[WORK TO DO]
Reproduce the entries in full, with no changes.
### EXCERPTED RECORDS ###
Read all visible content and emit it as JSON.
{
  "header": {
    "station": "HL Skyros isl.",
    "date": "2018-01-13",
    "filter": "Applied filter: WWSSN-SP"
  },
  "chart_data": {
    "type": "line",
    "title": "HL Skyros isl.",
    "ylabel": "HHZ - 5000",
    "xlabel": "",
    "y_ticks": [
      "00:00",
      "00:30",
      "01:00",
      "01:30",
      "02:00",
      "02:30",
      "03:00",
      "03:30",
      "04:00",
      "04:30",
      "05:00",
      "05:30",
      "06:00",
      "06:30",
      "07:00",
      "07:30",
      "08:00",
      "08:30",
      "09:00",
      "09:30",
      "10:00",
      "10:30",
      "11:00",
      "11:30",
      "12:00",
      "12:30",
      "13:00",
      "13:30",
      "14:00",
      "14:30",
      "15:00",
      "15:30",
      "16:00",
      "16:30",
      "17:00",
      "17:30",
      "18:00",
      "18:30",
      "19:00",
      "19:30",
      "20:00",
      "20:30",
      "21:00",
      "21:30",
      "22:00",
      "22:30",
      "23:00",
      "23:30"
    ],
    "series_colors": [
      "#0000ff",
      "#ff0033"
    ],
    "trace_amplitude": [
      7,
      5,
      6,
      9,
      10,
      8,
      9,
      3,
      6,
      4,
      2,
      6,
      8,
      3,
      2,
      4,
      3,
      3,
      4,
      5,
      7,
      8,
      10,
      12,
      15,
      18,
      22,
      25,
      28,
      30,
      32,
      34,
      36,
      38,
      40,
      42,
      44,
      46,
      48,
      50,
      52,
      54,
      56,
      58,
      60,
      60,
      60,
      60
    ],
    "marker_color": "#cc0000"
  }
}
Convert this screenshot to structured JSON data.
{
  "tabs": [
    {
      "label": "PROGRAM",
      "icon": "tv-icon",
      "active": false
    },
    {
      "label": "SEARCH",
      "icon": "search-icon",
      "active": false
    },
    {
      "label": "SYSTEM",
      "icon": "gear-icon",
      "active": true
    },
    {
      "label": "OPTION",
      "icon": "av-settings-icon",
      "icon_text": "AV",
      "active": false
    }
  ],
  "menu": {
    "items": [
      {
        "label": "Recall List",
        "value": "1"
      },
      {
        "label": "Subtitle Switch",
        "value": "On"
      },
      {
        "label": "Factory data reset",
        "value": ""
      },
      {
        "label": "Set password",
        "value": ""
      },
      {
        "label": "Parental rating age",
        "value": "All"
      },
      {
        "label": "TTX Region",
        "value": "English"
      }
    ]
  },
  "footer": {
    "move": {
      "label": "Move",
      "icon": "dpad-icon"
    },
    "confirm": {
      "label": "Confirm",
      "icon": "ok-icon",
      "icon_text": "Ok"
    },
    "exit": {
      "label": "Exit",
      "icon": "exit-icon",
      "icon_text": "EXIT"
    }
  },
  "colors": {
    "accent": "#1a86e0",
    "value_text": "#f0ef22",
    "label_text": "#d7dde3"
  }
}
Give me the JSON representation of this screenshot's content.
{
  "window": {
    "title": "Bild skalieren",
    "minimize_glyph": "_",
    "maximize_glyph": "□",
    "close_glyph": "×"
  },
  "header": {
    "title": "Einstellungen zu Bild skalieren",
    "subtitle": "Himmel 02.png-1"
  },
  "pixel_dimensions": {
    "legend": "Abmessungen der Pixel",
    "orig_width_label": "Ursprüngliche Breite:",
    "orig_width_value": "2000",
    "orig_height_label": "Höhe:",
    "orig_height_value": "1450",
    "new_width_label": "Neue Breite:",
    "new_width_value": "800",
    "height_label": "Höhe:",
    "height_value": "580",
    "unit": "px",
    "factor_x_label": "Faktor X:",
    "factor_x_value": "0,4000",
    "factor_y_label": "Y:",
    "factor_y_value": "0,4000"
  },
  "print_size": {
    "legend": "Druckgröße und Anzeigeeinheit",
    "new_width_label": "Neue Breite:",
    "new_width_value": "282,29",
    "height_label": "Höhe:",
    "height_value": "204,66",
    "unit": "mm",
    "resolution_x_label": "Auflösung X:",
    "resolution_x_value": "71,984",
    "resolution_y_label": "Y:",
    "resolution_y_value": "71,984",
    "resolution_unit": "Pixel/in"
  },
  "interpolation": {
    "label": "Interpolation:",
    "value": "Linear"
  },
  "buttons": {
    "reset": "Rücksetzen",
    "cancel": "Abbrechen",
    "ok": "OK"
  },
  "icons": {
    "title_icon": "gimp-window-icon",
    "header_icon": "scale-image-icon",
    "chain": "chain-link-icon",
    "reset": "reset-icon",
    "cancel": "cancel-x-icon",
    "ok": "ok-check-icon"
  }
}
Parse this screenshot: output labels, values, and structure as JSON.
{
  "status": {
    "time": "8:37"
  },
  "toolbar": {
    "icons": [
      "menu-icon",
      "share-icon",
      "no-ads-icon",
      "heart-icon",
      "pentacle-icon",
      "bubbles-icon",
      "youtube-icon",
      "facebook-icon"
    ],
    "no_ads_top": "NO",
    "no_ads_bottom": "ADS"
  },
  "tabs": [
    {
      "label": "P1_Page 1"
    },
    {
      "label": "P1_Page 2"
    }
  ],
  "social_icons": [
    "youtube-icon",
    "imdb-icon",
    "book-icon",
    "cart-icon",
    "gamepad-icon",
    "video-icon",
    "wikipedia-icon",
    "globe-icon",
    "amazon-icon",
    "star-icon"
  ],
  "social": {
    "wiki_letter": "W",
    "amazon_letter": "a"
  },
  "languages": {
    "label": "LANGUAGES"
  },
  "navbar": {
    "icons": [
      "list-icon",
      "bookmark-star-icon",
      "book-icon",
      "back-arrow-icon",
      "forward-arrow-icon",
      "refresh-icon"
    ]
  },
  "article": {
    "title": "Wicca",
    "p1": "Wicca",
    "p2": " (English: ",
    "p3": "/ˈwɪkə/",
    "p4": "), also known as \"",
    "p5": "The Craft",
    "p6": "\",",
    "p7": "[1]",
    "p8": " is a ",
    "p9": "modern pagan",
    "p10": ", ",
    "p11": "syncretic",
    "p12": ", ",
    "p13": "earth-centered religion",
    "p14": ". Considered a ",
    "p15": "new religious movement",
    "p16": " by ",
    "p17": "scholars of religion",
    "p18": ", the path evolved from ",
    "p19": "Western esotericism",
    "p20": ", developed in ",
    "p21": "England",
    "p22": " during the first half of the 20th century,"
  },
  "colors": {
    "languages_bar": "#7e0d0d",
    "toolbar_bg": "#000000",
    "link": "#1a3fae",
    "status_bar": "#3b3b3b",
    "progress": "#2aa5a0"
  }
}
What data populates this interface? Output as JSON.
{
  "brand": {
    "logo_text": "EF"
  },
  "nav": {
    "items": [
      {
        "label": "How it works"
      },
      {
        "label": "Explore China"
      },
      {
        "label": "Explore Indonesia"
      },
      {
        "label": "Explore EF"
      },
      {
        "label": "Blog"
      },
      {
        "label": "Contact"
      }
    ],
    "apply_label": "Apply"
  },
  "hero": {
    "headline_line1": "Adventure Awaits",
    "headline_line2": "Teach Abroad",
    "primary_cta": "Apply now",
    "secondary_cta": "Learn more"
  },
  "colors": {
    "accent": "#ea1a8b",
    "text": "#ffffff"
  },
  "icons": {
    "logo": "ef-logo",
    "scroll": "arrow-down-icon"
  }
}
###
[EXERCISE OUTPUT]
Read all visible content and emit it as JSON.
{
  "header": {
    "station": "HL Skyros isl.",
    "date": "2018-01-13",
    "filter": "Applied filter: WWSSN-SP"
  },
  "chart_data": {
    "type": "line",
    "title": "HL Skyros isl.",
    "ylabel": "HHZ - 5000",
    "xlabel": "",
    "y_ticks": [
      "00:00",
      "00:30",
      "01:00",
      "01:30",
      "02:00",
      "02:30",
      "03:00",
      "03:30",
      "04:00",
      "04:30",
      "05:00",
      "05:30",
      "06:00",
      "06:30",
      "07:00",
      "07:30",
      "08:00",
      "08:30",
      "09:00",
      "09:30",
      "10:00",
      "10:30",
      "11:00",
      "11:30",
      "12:00",
      "12:30",
      "13:00",
      "13:30",
      "14:00",
      "14:30",
      "15:00",
      "15:30",
      "16:00",
      "16:30",
      "17:00",
      "17:30",
      "18:00",
      "18:30",
      "19:00",
      "19:30",
      "20:00",
      "20:30",
      "21:00",
      "21:30",
      "22:00",
      "22:30",
      "23:00",
      "23:30"
    ],
    "series_colors": [
      "#0000ff",
      "#ff0033"
    ],
    "trace_amplitude": [
      7,
      5,
      6,
      9,
      10,
      8,
      9,
      3,
      6,
      4,
      2,
      6,
      8,
      3,
      2,
      4,
      3,
      3,
      4,
      5,
      7,
      8,
      10,
      12,
      15,
      18,
      22,
      25,
      28,
      30,
      32,
      34,
      36,
      38,
      40,
      42,
      44,
      46,
      48,
      50,
      52,
      54,
      56,
      58,
      60,
      60,
      60,
      60
    ],
    "marker_color": "#cc0000"
  }
}
Convert this screenshot to structured JSON data.
{
  "tabs": [
    {
      "label": "PROGRAM",
      "icon": "tv-icon",
      "active": false
    },
    {
      "label": "SEARCH",
      "icon": "search-icon",
      "active": false
    },
    {
      "label": "SYSTEM",
      "icon": "gear-icon",
      "active": true
    },
    {
      "label": "OPTION",
      "icon": "av-settings-icon",
      "icon_text": "AV",
      "active": false
    }
  ],
  "menu": {
    "items": [
      {
        "label": "Recall List",
        "value": "1"
      },
      {
        "label": "Subtitle Switch",
        "value": "On"
      },
      {
        "label": "Factory data reset",
        "value": ""
      },
      {
        "label": "Set password",
        "value": ""
      },
      {
        "label": "Parental rating age",
        "value": "All"
      },
      {
        "label": "TTX Region",
        "value": "English"
      }
    ]
  },
  "footer": {
    "move": {
      "label": "Move",
      "icon": "dpad-icon"
    },
    "confirm": {
      "label": "Confirm",
      "icon": "ok-icon",
      "icon_text": "Ok"
    },
    "exit": {
      "label": "Exit",
      "icon": "exit-icon",
      "icon_text": "EXIT"
    }
  },
  "colors": {
    "accent": "#1a86e0",
    "value_text": "#f0ef22",
    "label_text": "#d7dde3"
  }
}
Give me the JSON representation of this screenshot's content.
{
  "window": {
    "title": "Bild skalieren",
    "minimize_glyph": "_",
    "maximize_glyph": "□",
    "close_glyph": "×"
  },
  "header": {
    "title": "Einstellungen zu Bild skalieren",
    "subtitle": "Himmel 02.png-1"
  },
  "pixel_dimensions": {
    "legend": "Abmessungen der Pixel",
    "orig_width_label": "Ursprüngliche Breite:",
    "orig_width_value": "2000",
    "orig_height_label": "Höhe:",
    "orig_height_value": "1450",
    "new_width_label": "Neue Breite:",
    "new_width_value": "800",
    "height_label": "Höhe:",
    "height_value": "580",
    "unit": "px",
    "factor_x_label": "Faktor X:",
    "factor_x_value": "0,4000",
    "factor_y_label": "Y:",
    "factor_y_value": "0,4000"
  },
  "print_size": {
    "legend": "Druckgröße und Anzeigeeinheit",
    "new_width_label": "Neue Breite:",
    "new_width_value": "282,29",
    "height_label": "Höhe:",
    "height_value": "204,66",
    "unit": "mm",
    "resolution_x_label": "Auflösung X:",
    "resolution_x_value": "71,984",
    "resolution_y_label": "Y:",
    "resolution_y_value": "71,984",
    "resolution_unit": "Pixel/in"
  },
  "interpolation": {
    "label": "Interpolation:",
    "value": "Linear"
  },
  "buttons": {
    "reset": "Rücksetzen",
    "cancel": "Abbrechen",
    "ok": "OK"
  },
  "icons": {
    "title_icon": "gimp-window-icon",
    "header_icon": "scale-image-icon",
    "chain": "chain-link-icon",
    "reset": "reset-icon",
    "cancel": "cancel-x-icon",
    "ok": "ok-check-icon"
  }
}
Parse this screenshot: output labels, values, and structure as JSON.
{
  "status": {
    "time": "8:37"
  },
  "toolbar": {
    "icons": [
      "menu-icon",
      "share-icon",
      "no-ads-icon",
      "heart-icon",
      "pentacle-icon",
      "bubbles-icon",
      "youtube-icon",
      "facebook-icon"
    ],
    "no_ads_top": "NO",
    "no_ads_bottom": "ADS"
  },
  "tabs": [
    {
      "label": "P1_Page 1"
    },
    {
      "label": "P1_Page 2"
    }
  ],
  "social_icons": [
    "youtube-icon",
    "imdb-icon",
    "book-icon",
    "cart-icon",
    "gamepad-icon",
    "video-icon",
    "wikipedia-icon",
    "globe-icon",
    "amazon-icon",
    "star-icon"
  ],
  "social": {
    "wiki_letter": "W",
    "amazon_letter": "a"
  },
  "languages": {
    "label": "LANGUAGES"
  },
  "navbar": {
    "icons": [
      "list-icon",
      "bookmark-star-icon",
      "book-icon",
      "back-arrow-icon",
      "forward-arrow-icon",
      "refresh-icon"
    ]
  },
  "article": {
    "title": "Wicca",
    "p1": "Wicca",
    "p2": " (English: ",
    "p3": "/ˈwɪkə/",
    "p4": "), also known as \"",
    "p5": "The Craft",
    "p6": "\",",
    "p7": "[1]",
    "p8": " is a ",
    "p9": "modern pagan",
    "p10": ", ",
    "p11": "syncretic",
    "p12": ", ",
    "p13": "earth-centered religion",
    "p14": ". Considered a ",
    "p15": "new religious movement",
    "p16": " by ",
    "p17": "scholars of religion",
    "p18": ", the path evolved from ",
    "p19": "Western esotericism",
    "p20": ", developed in ",
    "p21": "England",
    "p22": " during the first half of the 20th century,"
  },
  "colors": {
    "languages_bar": "#7e0d0d",
    "toolbar_bg": "#000000",
    "link": "#1a3fae",
    "status_bar": "#3b3b3b",
    "progress": "#2aa5a0"
  }
}
What data populates this interface? Output as JSON.
{
  "brand": {
    "logo_text": "EF"
  },
  "nav": {
    "items": [
      {
        "label": "How it works"
      },
      {
        "label": "Explore China"
      },
      {
        "label": "Explore Indonesia"
      },
      {
        "label": "Explore EF"
      },
      {
        "label": "Blog"
      },
      {
        "label": "Contact"
      }
    ],
    "apply_label": "Apply"
  },
  "hero": {
    "headline_line1": "Adventure Awaits",
    "headline_line2": "Teach Abroad",
    "primary_cta": "Apply now",
    "secondary_cta": "Learn more"
  },
  "colors": {
    "accent": "#ea1a8b",
    "text": "#ffffff"
  },
  "icons": {
    "logo": "ef-logo",
    "scroll": "arrow-down-icon"
  }
}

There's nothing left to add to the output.